*Data entries*:
┌────────

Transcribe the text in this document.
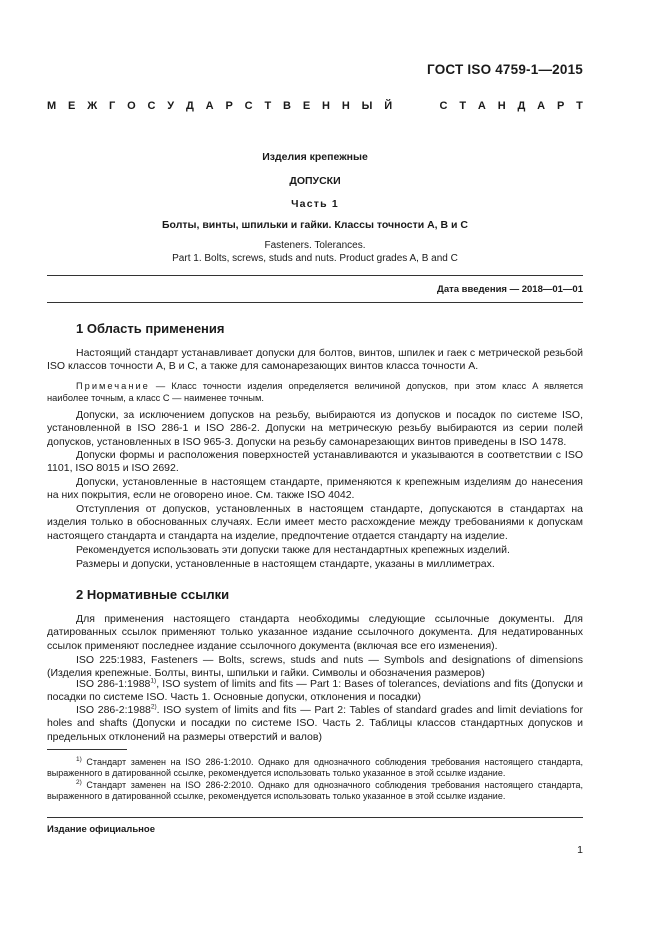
ГОСТ ISO 4759-1—2015
М Е Ж Г О С У Д А Р С Т В Е Н Н Ы Й	С Т А Н Д А Р Т
Изделия крепежные
ДОПУСКИ
Часть 1
Болты, винты, шпильки и гайки. Классы точности A, B и C
Fasteners. Tolerances.
Part 1. Bolts, screws, studs and nuts. Product grades A, B and C
Дата введения — 2018—01—01
1 Область применения
Настоящий стандарт устанавливает допуски для болтов, винтов, шпилек и гаек с метрической резьбой ISO классов точности A, B и C, а также для самонарезающих винтов класса точности A.
Примечание — Класс точности изделия определяется величиной допусков, при этом класс A является наиболее точным, а класс C — наименее точным.
Допуски, за исключением допусков на резьбу, выбираются из допусков и посадок по системе ISO, установленной в ISO 286-1 и ISO 286-2. Допуски на метрическую резьбу выбираются из серии полей допусков, установленных в ISO 965-3. Допуски на резьбу самонарезающих винтов приведены в ISO 1478.
Допуски формы и расположения поверхностей устанавливаются и указываются в соответствии с ISO 1101, ISO 8015 и ISO 2692.
Допуски, установленные в настоящем стандарте, применяются к крепежным изделиям до нанесения на них покрытия, если не оговорено иное. См. также ISO 4042.
Отступления от допусков, установленных в настоящем стандарте, допускаются в стандартах на изделия только в обоснованных случаях. Если имеет место расхождение между требованиями к допускам настоящего стандарта и стандарта на изделие, предпочтение отдается стандарту на изделие.
Рекомендуется использовать эти допуски также для нестандартных крепежных изделий.
Размеры и допуски, установленные в настоящем стандарте, указаны в миллиметрах.
2 Нормативные ссылки
Для применения настоящего стандарта необходимы следующие ссылочные документы. Для датированных ссылок применяют только указанное издание ссылочного документа. Для недатированных ссылок применяют последнее издание ссылочного документа (включая все его изменения).
ISO 225:1983, Fasteners — Bolts, screws, studs and nuts — Symbols and designations of dimensions (Изделия крепежные. Болты, винты, шпильки и гайки. Символы и обозначения размеров)
ISO 286-1:1988$^{1)}$, ISO system of limits and fits — Part 1: Bases of tolerances, deviations and fits (Допуски и посадки по системе ISO. Часть 1. Основные допуски, отклонения и посадки)
ISO 286-2:1988$^{2)}$. ISO system of limits and fits — Part 2: Tables of standard grades and limit deviations for holes and shafts (Допуски и посадки по системе ISO. Часть 2. Таблицы классов стандартных допусков и предельных отклонений на размеры отверстий и валов)
$^{1)}$ Стандарт заменен на ISO 286-1:2010. Однако для однозначного соблюдения требования настоящего стандарта, выраженного в датированной ссылке, рекомендуется использовать только указанное в этой ссылке издание.
$^{2)}$ Стандарт заменен на ISO 286-2:2010. Однако для однозначного соблюдения требования настоящего стандарта, выраженного в датированной ссылке, рекомендуется использовать только указанное в этой ссылке издание.
Издание официальное
1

└────────

All lines above containing the string "гайки" are to be collected.

Болты, винты, шпильки и гайки. Классы точности A, B и C
ISO 225:1983, Fasteners — Bolts, screws, studs and nuts — Symbols and designations of dimensions (Изделия крепежные. Болты, винты, шпильки и гайки. Символы и обозначения размеров)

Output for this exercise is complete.